▶ **Collected data entries**

## BEGIN

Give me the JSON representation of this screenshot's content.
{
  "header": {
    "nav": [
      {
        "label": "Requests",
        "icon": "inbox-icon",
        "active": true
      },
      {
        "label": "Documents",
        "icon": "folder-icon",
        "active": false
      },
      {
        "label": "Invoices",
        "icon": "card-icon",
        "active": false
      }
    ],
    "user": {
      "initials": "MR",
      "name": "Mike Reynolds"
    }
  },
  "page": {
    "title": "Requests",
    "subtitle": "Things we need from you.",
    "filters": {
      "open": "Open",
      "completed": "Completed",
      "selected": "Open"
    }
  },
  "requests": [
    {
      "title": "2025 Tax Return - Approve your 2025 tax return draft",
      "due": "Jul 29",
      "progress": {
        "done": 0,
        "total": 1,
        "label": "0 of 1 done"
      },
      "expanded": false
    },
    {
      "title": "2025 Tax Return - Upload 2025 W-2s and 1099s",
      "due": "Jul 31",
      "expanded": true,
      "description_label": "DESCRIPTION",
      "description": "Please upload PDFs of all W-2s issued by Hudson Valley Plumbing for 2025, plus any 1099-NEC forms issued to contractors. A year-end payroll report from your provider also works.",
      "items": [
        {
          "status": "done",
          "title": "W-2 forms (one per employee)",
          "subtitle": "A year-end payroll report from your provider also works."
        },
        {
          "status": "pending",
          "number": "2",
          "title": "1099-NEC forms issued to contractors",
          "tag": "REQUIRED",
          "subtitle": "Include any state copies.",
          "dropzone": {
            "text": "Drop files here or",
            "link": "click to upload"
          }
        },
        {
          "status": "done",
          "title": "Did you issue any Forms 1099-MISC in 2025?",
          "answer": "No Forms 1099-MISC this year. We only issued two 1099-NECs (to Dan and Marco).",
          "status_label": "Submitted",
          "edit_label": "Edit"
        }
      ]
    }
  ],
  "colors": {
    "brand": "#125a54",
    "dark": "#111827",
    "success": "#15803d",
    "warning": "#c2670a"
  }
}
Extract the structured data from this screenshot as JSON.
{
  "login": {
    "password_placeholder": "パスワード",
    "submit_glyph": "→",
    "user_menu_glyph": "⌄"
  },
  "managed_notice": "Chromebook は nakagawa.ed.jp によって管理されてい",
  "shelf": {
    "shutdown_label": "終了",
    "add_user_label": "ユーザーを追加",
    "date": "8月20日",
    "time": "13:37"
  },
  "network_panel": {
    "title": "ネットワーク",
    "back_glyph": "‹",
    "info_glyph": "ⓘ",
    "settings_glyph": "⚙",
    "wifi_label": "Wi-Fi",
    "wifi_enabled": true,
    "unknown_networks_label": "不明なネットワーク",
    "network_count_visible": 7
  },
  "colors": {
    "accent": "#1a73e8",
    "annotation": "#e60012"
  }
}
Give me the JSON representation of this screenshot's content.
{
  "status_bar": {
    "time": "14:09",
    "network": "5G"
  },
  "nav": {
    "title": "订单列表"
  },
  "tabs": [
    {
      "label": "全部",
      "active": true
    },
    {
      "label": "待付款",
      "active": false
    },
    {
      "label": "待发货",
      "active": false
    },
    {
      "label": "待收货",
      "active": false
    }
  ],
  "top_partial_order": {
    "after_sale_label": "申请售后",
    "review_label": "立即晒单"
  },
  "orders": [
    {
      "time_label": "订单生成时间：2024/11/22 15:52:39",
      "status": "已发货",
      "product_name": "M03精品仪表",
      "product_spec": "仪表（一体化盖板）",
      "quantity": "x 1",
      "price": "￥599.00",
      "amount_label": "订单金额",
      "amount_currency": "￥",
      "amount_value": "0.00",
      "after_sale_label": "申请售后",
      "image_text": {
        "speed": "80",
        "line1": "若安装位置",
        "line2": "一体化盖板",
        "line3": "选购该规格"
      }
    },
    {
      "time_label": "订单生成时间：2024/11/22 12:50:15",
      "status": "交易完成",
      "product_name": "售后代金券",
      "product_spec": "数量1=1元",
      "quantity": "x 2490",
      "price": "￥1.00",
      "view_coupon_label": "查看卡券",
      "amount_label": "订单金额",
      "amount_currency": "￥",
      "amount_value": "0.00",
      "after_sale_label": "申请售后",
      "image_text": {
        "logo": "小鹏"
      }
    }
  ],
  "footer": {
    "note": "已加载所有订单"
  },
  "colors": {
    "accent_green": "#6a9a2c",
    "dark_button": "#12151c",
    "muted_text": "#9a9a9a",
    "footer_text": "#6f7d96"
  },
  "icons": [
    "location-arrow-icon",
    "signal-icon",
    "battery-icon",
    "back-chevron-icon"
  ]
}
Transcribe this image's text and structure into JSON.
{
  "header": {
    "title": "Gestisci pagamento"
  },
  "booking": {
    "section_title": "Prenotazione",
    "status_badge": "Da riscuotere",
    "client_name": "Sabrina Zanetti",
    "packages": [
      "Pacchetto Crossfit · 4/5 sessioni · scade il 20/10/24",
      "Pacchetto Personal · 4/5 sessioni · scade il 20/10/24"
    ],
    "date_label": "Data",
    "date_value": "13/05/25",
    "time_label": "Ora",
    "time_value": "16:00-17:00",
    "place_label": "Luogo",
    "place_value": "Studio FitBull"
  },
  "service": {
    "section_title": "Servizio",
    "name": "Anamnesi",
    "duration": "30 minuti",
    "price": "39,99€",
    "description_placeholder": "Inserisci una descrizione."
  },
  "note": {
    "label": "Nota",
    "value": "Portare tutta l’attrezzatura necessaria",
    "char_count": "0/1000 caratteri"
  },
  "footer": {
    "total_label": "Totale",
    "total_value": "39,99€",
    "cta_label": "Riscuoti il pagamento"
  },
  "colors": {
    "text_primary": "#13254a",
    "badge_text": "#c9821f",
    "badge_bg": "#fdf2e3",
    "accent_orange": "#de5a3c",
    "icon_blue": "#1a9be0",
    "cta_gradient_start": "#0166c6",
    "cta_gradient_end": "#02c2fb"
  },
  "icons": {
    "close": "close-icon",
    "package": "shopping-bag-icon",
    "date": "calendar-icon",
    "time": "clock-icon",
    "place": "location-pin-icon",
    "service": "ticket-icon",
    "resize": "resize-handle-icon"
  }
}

## END

▶ **REQUIRED TASK**
Copy exactly, word for word, the line with "Transcribe this image's" through the final line of the listing.

▶ **EXERCISE RESULT**
Transcribe this image's text and structure into JSON.
{
  "header": {
    "title": "Gestisci pagamento"
  },
  "booking": {
    "section_title": "Prenotazione",
    "status_badge": "Da riscuotere",
    "client_name": "Sabrina Zanetti",
    "packages": [
      "Pacchetto Crossfit · 4/5 sessioni · scade il 20/10/24",
      "Pacchetto Personal · 4/5 sessioni · scade il 20/10/24"
    ],
    "date_label": "Data",
    "date_value": "13/05/25",
    "time_label": "Ora",
    "time_value": "16:00-17:00",
    "place_label": "Luogo",
    "place_value": "Studio FitBull"
  },
  "service": {
    "section_title": "Servizio",
    "name": "Anamnesi",
    "duration": "30 minuti",
    "price": "39,99€",
    "description_placeholder": "Inserisci una descrizione."
  },
  "note": {
    "label": "Nota",
    "value": "Portare tutta l’attrezzatura necessaria",
    "char_count": "0/1000 caratteri"
  },
  "footer": {
    "total_label": "Totale",
    "total_value": "39,99€",
    "cta_label": "Riscuoti il pagamento"
  },
  "colors": {
    "text_primary": "#13254a",
    "badge_text": "#c9821f",
    "badge_bg": "#fdf2e3",
    "accent_orange": "#de5a3c",
    "icon_blue": "#1a9be0",
    "cta_gradient_start": "#0166c6",
    "cta_gradient_end": "#02c2fb"
  },
  "icons": {
    "close": "close-icon",
    "package": "shopping-bag-icon",
    "date": "calendar-icon",
    "time": "clock-icon",
    "place": "location-pin-icon",
    "service": "ticket-icon",
    "resize": "resize-handle-icon"
  }
}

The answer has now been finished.